::: Provided information
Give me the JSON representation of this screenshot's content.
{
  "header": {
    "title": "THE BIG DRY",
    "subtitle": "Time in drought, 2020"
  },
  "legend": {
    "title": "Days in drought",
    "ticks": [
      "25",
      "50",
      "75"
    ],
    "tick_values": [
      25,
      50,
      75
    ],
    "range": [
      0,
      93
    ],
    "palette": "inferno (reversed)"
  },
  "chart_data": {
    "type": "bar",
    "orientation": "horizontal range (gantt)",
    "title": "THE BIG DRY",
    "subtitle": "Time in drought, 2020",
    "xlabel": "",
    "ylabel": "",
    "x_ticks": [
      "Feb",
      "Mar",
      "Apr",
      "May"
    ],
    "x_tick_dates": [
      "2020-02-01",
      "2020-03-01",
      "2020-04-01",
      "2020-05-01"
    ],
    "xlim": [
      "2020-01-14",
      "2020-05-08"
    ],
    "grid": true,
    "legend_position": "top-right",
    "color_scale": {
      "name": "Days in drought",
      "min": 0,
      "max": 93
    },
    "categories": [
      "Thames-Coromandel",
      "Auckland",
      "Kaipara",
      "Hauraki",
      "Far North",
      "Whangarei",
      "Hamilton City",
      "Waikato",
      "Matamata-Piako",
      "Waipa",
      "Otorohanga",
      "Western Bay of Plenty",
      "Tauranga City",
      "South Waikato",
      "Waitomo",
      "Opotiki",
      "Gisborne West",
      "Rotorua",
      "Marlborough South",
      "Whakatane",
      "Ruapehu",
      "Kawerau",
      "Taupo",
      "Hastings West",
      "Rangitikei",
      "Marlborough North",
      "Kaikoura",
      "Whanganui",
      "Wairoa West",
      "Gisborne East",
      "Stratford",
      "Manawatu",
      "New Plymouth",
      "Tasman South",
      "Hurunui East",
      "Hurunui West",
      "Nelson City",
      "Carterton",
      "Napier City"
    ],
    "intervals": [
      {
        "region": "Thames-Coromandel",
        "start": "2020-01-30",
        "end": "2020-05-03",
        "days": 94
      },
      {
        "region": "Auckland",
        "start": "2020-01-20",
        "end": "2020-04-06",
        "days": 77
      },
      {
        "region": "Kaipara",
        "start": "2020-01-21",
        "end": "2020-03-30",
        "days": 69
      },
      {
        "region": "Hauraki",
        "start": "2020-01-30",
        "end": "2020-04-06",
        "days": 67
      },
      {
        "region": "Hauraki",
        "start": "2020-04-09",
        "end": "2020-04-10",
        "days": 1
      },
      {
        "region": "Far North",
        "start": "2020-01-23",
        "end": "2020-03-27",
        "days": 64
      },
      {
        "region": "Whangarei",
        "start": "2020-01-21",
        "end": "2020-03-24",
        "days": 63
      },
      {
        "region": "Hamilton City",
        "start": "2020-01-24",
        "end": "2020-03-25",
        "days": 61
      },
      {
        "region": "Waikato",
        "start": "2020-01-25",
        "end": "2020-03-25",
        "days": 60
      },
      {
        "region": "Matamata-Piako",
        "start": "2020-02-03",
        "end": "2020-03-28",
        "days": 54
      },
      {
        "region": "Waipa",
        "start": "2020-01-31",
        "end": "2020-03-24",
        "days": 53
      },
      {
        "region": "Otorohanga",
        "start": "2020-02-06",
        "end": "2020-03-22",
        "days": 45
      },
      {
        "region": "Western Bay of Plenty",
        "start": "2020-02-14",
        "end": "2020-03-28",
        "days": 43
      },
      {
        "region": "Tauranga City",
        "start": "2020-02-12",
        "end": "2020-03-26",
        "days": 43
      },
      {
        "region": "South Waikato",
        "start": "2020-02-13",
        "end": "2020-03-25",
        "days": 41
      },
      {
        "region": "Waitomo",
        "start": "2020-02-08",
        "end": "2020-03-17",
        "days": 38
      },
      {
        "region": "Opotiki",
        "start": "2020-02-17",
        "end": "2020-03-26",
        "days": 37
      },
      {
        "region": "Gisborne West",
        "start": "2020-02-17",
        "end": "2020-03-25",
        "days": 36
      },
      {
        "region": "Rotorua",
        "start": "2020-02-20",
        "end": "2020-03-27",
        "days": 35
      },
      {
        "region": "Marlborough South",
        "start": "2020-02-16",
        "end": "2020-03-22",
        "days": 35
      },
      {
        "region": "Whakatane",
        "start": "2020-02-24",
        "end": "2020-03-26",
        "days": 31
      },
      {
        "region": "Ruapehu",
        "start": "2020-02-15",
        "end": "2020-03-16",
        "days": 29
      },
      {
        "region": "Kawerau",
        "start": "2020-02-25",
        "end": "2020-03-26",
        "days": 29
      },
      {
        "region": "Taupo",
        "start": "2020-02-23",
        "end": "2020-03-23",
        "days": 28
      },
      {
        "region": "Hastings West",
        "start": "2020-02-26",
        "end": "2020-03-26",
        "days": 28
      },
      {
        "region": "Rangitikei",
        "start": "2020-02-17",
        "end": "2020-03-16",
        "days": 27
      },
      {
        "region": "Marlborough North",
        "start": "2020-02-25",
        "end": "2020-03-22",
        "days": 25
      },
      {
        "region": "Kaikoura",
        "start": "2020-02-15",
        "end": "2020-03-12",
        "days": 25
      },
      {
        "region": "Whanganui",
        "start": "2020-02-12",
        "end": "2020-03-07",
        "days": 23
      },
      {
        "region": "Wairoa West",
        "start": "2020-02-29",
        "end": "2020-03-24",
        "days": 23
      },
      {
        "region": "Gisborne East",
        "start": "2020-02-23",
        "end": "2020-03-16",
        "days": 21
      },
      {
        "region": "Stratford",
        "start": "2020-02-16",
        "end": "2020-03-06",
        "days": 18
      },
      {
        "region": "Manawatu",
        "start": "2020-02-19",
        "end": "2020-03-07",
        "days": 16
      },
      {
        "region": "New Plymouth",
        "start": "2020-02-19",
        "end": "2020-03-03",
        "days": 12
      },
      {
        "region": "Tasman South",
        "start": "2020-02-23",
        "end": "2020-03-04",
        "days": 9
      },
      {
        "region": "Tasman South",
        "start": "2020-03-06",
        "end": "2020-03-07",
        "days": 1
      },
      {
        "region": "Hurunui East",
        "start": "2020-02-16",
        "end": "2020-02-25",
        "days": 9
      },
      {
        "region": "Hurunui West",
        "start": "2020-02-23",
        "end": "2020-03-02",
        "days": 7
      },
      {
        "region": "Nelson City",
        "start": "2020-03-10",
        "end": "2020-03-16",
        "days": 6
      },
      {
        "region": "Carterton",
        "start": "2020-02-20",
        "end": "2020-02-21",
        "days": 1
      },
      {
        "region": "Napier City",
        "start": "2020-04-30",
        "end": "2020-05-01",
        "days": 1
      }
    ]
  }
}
::::::
• **Written problem**
Give the records above again, word for word.

• **Answer to the exercise**
Give me the JSON representation of this screenshot's content.
{
  "header": {
    "title": "THE BIG DRY",
    "subtitle": "Time in drought, 2020"
  },
  "legend": {
    "title": "Days in drought",
    "ticks": [
      "25",
      "50",
      "75"
    ],
    "tick_values": [
      25,
      50,
      75
    ],
    "range": [
      0,
      93
    ],
    "palette": "inferno (reversed)"
  },
  "chart_data": {
    "type": "bar",
    "orientation": "horizontal range (gantt)",
    "title": "THE BIG DRY",
    "subtitle": "Time in drought, 2020",
    "xlabel": "",
    "ylabel": "",
    "x_ticks": [
      "Feb",
      "Mar",
      "Apr",
      "May"
    ],
    "x_tick_dates": [
      "2020-02-01",
      "2020-03-01",
      "2020-04-01",
      "2020-05-01"
    ],
    "xlim": [
      "2020-01-14",
      "2020-05-08"
    ],
    "grid": true,
    "legend_position": "top-right",
    "color_scale": {
      "name": "Days in drought",
      "min": 0,
      "max": 93
    },
    "categories": [
      "Thames-Coromandel",
      "Auckland",
      "Kaipara",
      "Hauraki",
      "Far North",
      "Whangarei",
      "Hamilton City",
      "Waikato",
      "Matamata-Piako",
      "Waipa",
      "Otorohanga",
      "Western Bay of Plenty",
      "Tauranga City",
      "South Waikato",
      "Waitomo",
      "Opotiki",
      "Gisborne West",
      "Rotorua",
      "Marlborough South",
      "Whakatane",
      "Ruapehu",
      "Kawerau",
      "Taupo",
      "Hastings West",
      "Rangitikei",
      "Marlborough North",
      "Kaikoura",
      "Whanganui",
      "Wairoa West",
      "Gisborne East",
      "Stratford",
      "Manawatu",
      "New Plymouth",
      "Tasman South",
      "Hurunui East",
      "Hurunui West",
      "Nelson City",
      "Carterton",
      "Napier City"
    ],
    "intervals": [
      {
        "region": "Thames-Coromandel",
        "start": "2020-01-30",
        "end": "2020-05-03",
        "days": 94
      },
      {
        "region": "Auckland",
        "start": "2020-01-20",
        "end": "2020-04-06",
        "days": 77
      },
      {
        "region": "Kaipara",
        "start": "2020-01-21",
        "end": "2020-03-30",
        "days": 69
      },
      {
        "region": "Hauraki",
        "start": "2020-01-30",
        "end": "2020-04-06",
        "days": 67
      },
      {
        "region": "Hauraki",
        "start": "2020-04-09",
        "end": "2020-04-10",
        "days": 1
      },
      {
        "region": "Far North",
        "start": "2020-01-23",
        "end": "2020-03-27",
        "days": 64
      },
      {
        "region": "Whangarei",
        "start": "2020-01-21",
        "end": "2020-03-24",
        "days": 63
      },
      {
        "region": "Hamilton City",
        "start": "2020-01-24",
        "end": "2020-03-25",
        "days": 61
      },
      {
        "region": "Waikato",
        "start": "2020-01-25",
        "end": "2020-03-25",
        "days": 60
      },
      {
        "region": "Matamata-Piako",
        "start": "2020-02-03",
        "end": "2020-03-28",
        "days": 54
      },
      {
        "region": "Waipa",
        "start": "2020-01-31",
        "end": "2020-03-24",
        "days": 53
      },
      {
        "region": "Otorohanga",
        "start": "2020-02-06",
        "end": "2020-03-22",
        "days": 45
      },
      {
        "region": "Western Bay of Plenty",
        "start": "2020-02-14",
        "end": "2020-03-28",
        "days": 43
      },
      {
        "region": "Tauranga City",
        "start": "2020-02-12",
        "end": "2020-03-26",
        "days": 43
      },
      {
        "region": "South Waikato",
        "start": "2020-02-13",
        "end": "2020-03-25",
        "days": 41
      },
      {
        "region": "Waitomo",
        "start": "2020-02-08",
        "end": "2020-03-17",
        "days": 38
      },
      {
        "region": "Opotiki",
        "start": "2020-02-17",
        "end": "2020-03-26",
        "days": 37
      },
      {
        "region": "Gisborne West",
        "start": "2020-02-17",
        "end": "2020-03-25",
        "days": 36
      },
      {
        "region": "Rotorua",
        "start": "2020-02-20",
        "end": "2020-03-27",
        "days": 35
      },
      {
        "region": "Marlborough South",
        "start": "2020-02-16",
        "end": "2020-03-22",
        "days": 35
      },
      {
        "region": "Whakatane",
        "start": "2020-02-24",
        "end": "2020-03-26",
        "days": 31
      },
      {
        "region": "Ruapehu",
        "start": "2020-02-15",
        "end": "2020-03-16",
        "days": 29
      },
      {
        "region": "Kawerau",
        "start": "2020-02-25",
        "end": "2020-03-26",
        "days": 29
      },
      {
        "region": "Taupo",
        "start": "2020-02-23",
        "end": "2020-03-23",
        "days": 28
      },
      {
        "region": "Hastings West",
        "start": "2020-02-26",
        "end": "2020-03-26",
        "days": 28
      },
      {
        "region": "Rangitikei",
        "start": "2020-02-17",
        "end": "2020-03-16",
        "days": 27
      },
      {
        "region": "Marlborough North",
        "start": "2020-02-25",
        "end": "2020-03-22",
        "days": 25
      },
      {
        "region": "Kaikoura",
        "start": "2020-02-15",
        "end": "2020-03-12",
        "days": 25
      },
      {
        "region": "Whanganui",
        "start": "2020-02-12",
        "end": "2020-03-07",
        "days": 23
      },
      {
        "region": "Wairoa West",
        "start": "2020-02-29",
        "end": "2020-03-24",
        "days": 23
      },
      {
        "region": "Gisborne East",
        "start": "2020-02-23",
        "end": "2020-03-16",
        "days": 21
      },
      {
        "region": "Stratford",
        "start": "2020-02-16",
        "end": "2020-03-06",
        "days": 18
      },
      {
        "region": "Manawatu",
        "start": "2020-02-19",
        "end": "2020-03-07",
        "days": 16
      },
      {
        "region": "New Plymouth",
        "start": "2020-02-19",
        "end": "2020-03-03",
        "days": 12
      },
      {
        "region": "Tasman South",
        "start": "2020-02-23",
        "end": "2020-03-04",
        "days": 9
      },
      {
        "region": "Tasman South",
        "start": "2020-03-06",
        "end": "2020-03-07",
        "days": 1
      },
      {
        "region": "Hurunui East",
        "start": "2020-02-16",
        "end": "2020-02-25",
        "days": 9
      },
      {
        "region": "Hurunui West",
        "start": "2020-02-23",
        "end": "2020-03-02",
        "days": 7
      },
      {
        "region": "Nelson City",
        "start": "2020-03-10",
        "end": "2020-03-16",
        "days": 6
      },
      {
        "region": "Carterton",
        "start": "2020-02-20",
        "end": "2020-02-21",
        "days": 1
      },
      {
        "region": "Napier City",
        "start": "2020-04-30",
        "end": "2020-05-01",
        "days": 1
      }
    ]
  }
}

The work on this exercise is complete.